== Provided records ==
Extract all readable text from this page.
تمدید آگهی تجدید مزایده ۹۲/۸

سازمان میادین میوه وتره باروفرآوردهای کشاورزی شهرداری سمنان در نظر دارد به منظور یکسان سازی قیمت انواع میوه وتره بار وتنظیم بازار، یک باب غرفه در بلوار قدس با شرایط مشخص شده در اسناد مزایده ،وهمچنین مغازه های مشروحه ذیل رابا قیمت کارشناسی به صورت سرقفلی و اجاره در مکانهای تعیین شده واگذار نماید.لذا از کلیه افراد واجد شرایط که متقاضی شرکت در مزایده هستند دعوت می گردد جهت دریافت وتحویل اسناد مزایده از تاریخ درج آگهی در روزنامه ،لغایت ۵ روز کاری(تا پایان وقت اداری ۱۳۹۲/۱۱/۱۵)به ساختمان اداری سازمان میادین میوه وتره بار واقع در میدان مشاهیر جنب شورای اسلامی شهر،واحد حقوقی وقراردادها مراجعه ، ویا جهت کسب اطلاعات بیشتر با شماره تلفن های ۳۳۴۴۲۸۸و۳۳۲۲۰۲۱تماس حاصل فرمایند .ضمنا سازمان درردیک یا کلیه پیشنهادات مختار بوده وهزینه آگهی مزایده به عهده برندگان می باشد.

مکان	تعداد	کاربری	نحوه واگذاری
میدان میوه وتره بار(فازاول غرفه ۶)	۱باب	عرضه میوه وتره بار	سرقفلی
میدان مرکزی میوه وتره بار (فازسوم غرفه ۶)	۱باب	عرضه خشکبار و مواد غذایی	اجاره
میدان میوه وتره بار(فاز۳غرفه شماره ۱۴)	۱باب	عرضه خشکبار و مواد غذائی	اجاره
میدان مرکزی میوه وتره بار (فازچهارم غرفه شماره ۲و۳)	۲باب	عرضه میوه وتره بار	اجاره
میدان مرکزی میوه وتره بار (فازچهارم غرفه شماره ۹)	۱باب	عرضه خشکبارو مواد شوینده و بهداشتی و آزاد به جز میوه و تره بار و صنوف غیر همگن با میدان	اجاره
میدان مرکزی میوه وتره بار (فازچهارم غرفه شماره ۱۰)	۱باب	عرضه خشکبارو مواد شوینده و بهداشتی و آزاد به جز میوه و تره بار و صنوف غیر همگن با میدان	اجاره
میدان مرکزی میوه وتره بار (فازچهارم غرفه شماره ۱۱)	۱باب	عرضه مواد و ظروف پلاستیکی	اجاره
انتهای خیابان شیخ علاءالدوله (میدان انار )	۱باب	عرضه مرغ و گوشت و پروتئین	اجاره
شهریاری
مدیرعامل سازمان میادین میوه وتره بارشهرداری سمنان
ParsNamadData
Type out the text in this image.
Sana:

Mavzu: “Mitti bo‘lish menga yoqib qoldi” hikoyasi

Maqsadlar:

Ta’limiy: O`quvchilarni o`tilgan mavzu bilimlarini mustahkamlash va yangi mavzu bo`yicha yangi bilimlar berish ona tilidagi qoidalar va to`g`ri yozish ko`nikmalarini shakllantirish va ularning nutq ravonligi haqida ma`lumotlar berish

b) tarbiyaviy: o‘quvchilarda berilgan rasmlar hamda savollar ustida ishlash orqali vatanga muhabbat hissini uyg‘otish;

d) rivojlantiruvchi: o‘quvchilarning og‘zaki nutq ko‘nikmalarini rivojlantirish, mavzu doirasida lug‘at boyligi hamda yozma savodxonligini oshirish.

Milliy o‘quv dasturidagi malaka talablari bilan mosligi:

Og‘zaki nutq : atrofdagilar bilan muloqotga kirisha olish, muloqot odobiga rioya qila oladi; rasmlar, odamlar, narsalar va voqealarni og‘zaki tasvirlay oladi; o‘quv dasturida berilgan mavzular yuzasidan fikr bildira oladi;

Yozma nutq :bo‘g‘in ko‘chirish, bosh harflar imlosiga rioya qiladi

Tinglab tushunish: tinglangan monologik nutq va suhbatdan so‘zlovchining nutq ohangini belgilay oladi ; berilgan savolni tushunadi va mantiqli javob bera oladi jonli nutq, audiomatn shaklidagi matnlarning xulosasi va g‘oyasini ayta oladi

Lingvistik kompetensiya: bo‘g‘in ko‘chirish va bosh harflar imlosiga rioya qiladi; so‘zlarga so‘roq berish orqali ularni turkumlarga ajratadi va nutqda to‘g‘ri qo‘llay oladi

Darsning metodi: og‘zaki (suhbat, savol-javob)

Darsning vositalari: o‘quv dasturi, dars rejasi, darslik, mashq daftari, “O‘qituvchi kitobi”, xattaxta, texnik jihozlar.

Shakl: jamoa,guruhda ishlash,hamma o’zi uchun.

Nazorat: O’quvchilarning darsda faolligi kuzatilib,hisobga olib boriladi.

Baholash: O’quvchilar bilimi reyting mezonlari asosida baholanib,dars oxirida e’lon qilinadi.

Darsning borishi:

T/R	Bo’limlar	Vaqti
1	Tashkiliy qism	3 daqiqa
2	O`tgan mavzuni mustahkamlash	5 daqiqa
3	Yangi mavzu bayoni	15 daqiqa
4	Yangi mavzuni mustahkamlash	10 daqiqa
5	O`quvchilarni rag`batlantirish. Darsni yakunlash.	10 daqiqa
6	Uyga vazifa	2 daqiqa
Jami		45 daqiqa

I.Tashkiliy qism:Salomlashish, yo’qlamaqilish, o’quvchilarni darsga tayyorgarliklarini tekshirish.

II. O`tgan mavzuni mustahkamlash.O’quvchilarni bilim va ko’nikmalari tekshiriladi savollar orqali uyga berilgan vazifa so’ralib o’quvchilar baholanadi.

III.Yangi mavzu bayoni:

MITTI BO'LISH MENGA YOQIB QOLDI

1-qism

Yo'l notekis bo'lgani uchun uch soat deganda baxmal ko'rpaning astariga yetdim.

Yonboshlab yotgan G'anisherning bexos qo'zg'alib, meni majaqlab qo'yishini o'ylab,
===
Problem to solve:
Reproduce the listing in full. Keep it exactly as written.

Reply to the task:
Extract all readable text from this page.
تمدید آگهی تجدید مزایده ۹۲/۸

سازمان میادین میوه وتره باروفرآوردهای کشاورزی شهرداری سمنان در نظر دارد به منظور یکسان سازی قیمت انواع میوه وتره بار وتنظیم بازار، یک باب غرفه در بلوار قدس با شرایط مشخص شده در اسناد مزایده ،وهمچنین مغازه های مشروحه ذیل رابا قیمت کارشناسی به صورت سرقفلی و اجاره در مکانهای تعیین شده واگذار نماید.لذا از کلیه افراد واجد شرایط که متقاضی شرکت در مزایده هستند دعوت می گردد جهت دریافت وتحویل اسناد مزایده از تاریخ درج آگهی در روزنامه ،لغایت ۵ روز کاری(تا پایان وقت اداری ۱۳۹۲/۱۱/۱۵)به ساختمان اداری سازمان میادین میوه وتره بار واقع در میدان مشاهیر جنب شورای اسلامی شهر،واحد حقوقی وقراردادها مراجعه ، ویا جهت کسب اطلاعات بیشتر با شماره تلفن های ۳۳۴۴۲۸۸و۳۳۲۲۰۲۱تماس حاصل فرمایند .ضمنا سازمان درردیک یا کلیه پیشنهادات مختار بوده وهزینه آگهی مزایده به عهده برندگان می باشد.

مکان	تعداد	کاربری	نحوه واگذاری
میدان میوه وتره بار(فازاول غرفه ۶)	۱باب	عرضه میوه وتره بار	سرقفلی
میدان مرکزی میوه وتره بار (فازسوم غرفه ۶)	۱باب	عرضه خشکبار و مواد غذایی	اجاره
میدان میوه وتره بار(فاز۳غرفه شماره ۱۴)	۱باب	عرضه خشکبار و مواد غذائی	اجاره
میدان مرکزی میوه وتره بار (فازچهارم غرفه شماره ۲و۳)	۲باب	عرضه میوه وتره بار	اجاره
میدان مرکزی میوه وتره بار (فازچهارم غرفه شماره ۹)	۱باب	عرضه خشکبارو مواد شوینده و بهداشتی و آزاد به جز میوه و تره بار و صنوف غیر همگن با میدان	اجاره
میدان مرکزی میوه وتره بار (فازچهارم غرفه شماره ۱۰)	۱باب	عرضه خشکبارو مواد شوینده و بهداشتی و آزاد به جز میوه و تره بار و صنوف غیر همگن با میدان	اجاره
میدان مرکزی میوه وتره بار (فازچهارم غرفه شماره ۱۱)	۱باب	عرضه مواد و ظروف پلاستیکی	اجاره
انتهای خیابان شیخ علاءالدوله (میدان انار )	۱باب	عرضه مرغ و گوشت و پروتئین	اجاره
شهریاری
مدیرعامل سازمان میادین میوه وتره بارشهرداری سمنان
ParsNamadData
Type out the text in this image.
Sana:

Mavzu: “Mitti bo‘lish menga yoqib qoldi” hikoyasi

Maqsadlar:

Ta’limiy: O`quvchilarni o`tilgan mavzu bilimlarini mustahkamlash va yangi mavzu bo`yicha yangi bilimlar berish ona tilidagi qoidalar va to`g`ri yozish ko`nikmalarini shakllantirish va ularning nutq ravonligi haqida ma`lumotlar berish

b) tarbiyaviy: o‘quvchilarda berilgan rasmlar hamda savollar ustida ishlash orqali vatanga muhabbat hissini uyg‘otish;

d) rivojlantiruvchi: o‘quvchilarning og‘zaki nutq ko‘nikmalarini rivojlantirish, mavzu doirasida lug‘at boyligi hamda yozma savodxonligini oshirish.

Milliy o‘quv dasturidagi malaka talablari bilan mosligi:

Og‘zaki nutq : atrofdagilar bilan muloqotga kirisha olish, muloqot odobiga rioya qila oladi; rasmlar, odamlar, narsalar va voqealarni og‘zaki tasvirlay oladi; o‘quv dasturida berilgan mavzular yuzasidan fikr bildira oladi;

Yozma nutq :bo‘g‘in ko‘chirish, bosh harflar imlosiga rioya qiladi

Tinglab tushunish: tinglangan monologik nutq va suhbatdan so‘zlovchining nutq ohangini belgilay oladi ; berilgan savolni tushunadi va mantiqli javob bera oladi jonli nutq, audiomatn shaklidagi matnlarning xulosasi va g‘oyasini ayta oladi

Lingvistik kompetensiya: bo‘g‘in ko‘chirish va bosh harflar imlosiga rioya qiladi; so‘zlarga so‘roq berish orqali ularni turkumlarga ajratadi va nutqda to‘g‘ri qo‘llay oladi

Darsning metodi: og‘zaki (suhbat, savol-javob)

Darsning vositalari: o‘quv dasturi, dars rejasi, darslik, mashq daftari, “O‘qituvchi kitobi”, xattaxta, texnik jihozlar.

Shakl: jamoa,guruhda ishlash,hamma o’zi uchun.

Nazorat: O’quvchilarning darsda faolligi kuzatilib,hisobga olib boriladi.

Baholash: O’quvchilar bilimi reyting mezonlari asosida baholanib,dars oxirida e’lon qilinadi.

Darsning borishi:

T/R	Bo’limlar	Vaqti
1	Tashkiliy qism	3 daqiqa
2	O`tgan mavzuni mustahkamlash	5 daqiqa
3	Yangi mavzu bayoni	15 daqiqa
4	Yangi mavzuni mustahkamlash	10 daqiqa
5	O`quvchilarni rag`batlantirish. Darsni yakunlash.	10 daqiqa
6	Uyga vazifa	2 daqiqa
Jami		45 daqiqa

I.Tashkiliy qism:Salomlashish, yo’qlamaqilish, o’quvchilarni darsga tayyorgarliklarini tekshirish.

II. O`tgan mavzuni mustahkamlash.O’quvchilarni bilim va ko’nikmalari tekshiriladi savollar orqali uyga berilgan vazifa so’ralib o’quvchilar baholanadi.

III.Yangi mavzu bayoni:

MITTI BO'LISH MENGA YOQIB QOLDI

1-qism

Yo'l notekis bo'lgani uchun uch soat deganda baxmal ko'rpaning astariga yetdim.

Yonboshlab yotgan G'anisherning bexos qo'zg'alib, meni majaqlab qo'yishini o'ylab,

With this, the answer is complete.